_TASK INSTRUCTIONS_. Output the material beneath exactly, leaving nothing out.
==============================
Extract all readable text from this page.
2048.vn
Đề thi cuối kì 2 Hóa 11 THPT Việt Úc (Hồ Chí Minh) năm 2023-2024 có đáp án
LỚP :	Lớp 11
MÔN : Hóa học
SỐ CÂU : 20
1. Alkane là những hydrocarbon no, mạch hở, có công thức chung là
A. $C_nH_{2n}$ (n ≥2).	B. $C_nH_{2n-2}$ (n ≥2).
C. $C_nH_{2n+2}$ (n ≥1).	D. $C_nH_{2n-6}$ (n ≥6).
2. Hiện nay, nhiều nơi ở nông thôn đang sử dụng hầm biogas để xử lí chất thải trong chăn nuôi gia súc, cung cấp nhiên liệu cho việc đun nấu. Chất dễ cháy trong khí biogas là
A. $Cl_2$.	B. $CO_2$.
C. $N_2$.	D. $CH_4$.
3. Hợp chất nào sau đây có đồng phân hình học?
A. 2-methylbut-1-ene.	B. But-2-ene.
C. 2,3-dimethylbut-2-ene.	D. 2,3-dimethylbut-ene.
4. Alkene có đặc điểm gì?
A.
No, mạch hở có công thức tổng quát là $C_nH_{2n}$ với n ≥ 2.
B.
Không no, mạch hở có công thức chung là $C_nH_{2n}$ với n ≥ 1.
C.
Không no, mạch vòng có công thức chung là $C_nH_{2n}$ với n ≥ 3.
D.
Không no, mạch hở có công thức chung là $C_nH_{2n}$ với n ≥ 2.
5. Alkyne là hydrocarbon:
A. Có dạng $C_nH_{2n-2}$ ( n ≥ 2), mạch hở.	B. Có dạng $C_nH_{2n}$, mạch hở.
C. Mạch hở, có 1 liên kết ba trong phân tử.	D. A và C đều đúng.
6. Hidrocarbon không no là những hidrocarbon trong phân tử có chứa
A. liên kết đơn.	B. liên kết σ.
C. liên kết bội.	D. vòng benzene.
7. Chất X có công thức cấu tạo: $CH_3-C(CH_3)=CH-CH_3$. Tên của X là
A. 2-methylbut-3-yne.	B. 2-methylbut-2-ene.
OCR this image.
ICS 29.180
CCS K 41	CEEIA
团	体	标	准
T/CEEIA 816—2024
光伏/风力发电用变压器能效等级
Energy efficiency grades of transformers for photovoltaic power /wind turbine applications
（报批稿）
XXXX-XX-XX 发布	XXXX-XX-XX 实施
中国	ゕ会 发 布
==============================
_RESULT OF THE EXERCISE_.
Extract all readable text from this page.
2048.vn
Đề thi cuối kì 2 Hóa 11 THPT Việt Úc (Hồ Chí Minh) năm 2023-2024 có đáp án
LỚP :	Lớp 11
MÔN : Hóa học
SỐ CÂU : 20
1. Alkane là những hydrocarbon no, mạch hở, có công thức chung là
A. $C_nH_{2n}$ (n ≥2).	B. $C_nH_{2n-2}$ (n ≥2).
C. $C_nH_{2n+2}$ (n ≥1).	D. $C_nH_{2n-6}$ (n ≥6).
2. Hiện nay, nhiều nơi ở nông thôn đang sử dụng hầm biogas để xử lí chất thải trong chăn nuôi gia súc, cung cấp nhiên liệu cho việc đun nấu. Chất dễ cháy trong khí biogas là
A. $Cl_2$.	B. $CO_2$.
C. $N_2$.	D. $CH_4$.
3. Hợp chất nào sau đây có đồng phân hình học?
A. 2-methylbut-1-ene.	B. But-2-ene.
C. 2,3-dimethylbut-2-ene.	D. 2,3-dimethylbut-ene.
4. Alkene có đặc điểm gì?
A.
No, mạch hở có công thức tổng quát là $C_nH_{2n}$ với n ≥ 2.
B.
Không no, mạch hở có công thức chung là $C_nH_{2n}$ với n ≥ 1.
C.
Không no, mạch vòng có công thức chung là $C_nH_{2n}$ với n ≥ 3.
D.
Không no, mạch hở có công thức chung là $C_nH_{2n}$ với n ≥ 2.
5. Alkyne là hydrocarbon:
A. Có dạng $C_nH_{2n-2}$ ( n ≥ 2), mạch hở.	B. Có dạng $C_nH_{2n}$, mạch hở.
C. Mạch hở, có 1 liên kết ba trong phân tử.	D. A và C đều đúng.
6. Hidrocarbon không no là những hidrocarbon trong phân tử có chứa
A. liên kết đơn.	B. liên kết σ.
C. liên kết bội.	D. vòng benzene.
7. Chất X có công thức cấu tạo: $CH_3-C(CH_3)=CH-CH_3$. Tên của X là
A. 2-methylbut-3-yne.	B. 2-methylbut-2-ene.
OCR this image.
ICS 29.180
CCS K 41	CEEIA
团	体	标	准
T/CEEIA 816—2024
光伏/风力发电用变压器能效等级
Energy efficiency grades of transformers for photovoltaic power /wind turbine applications
（报批稿）
XXXX-XX-XX 发布	XXXX-XX-XX 实施
中国	ゕ会 发 布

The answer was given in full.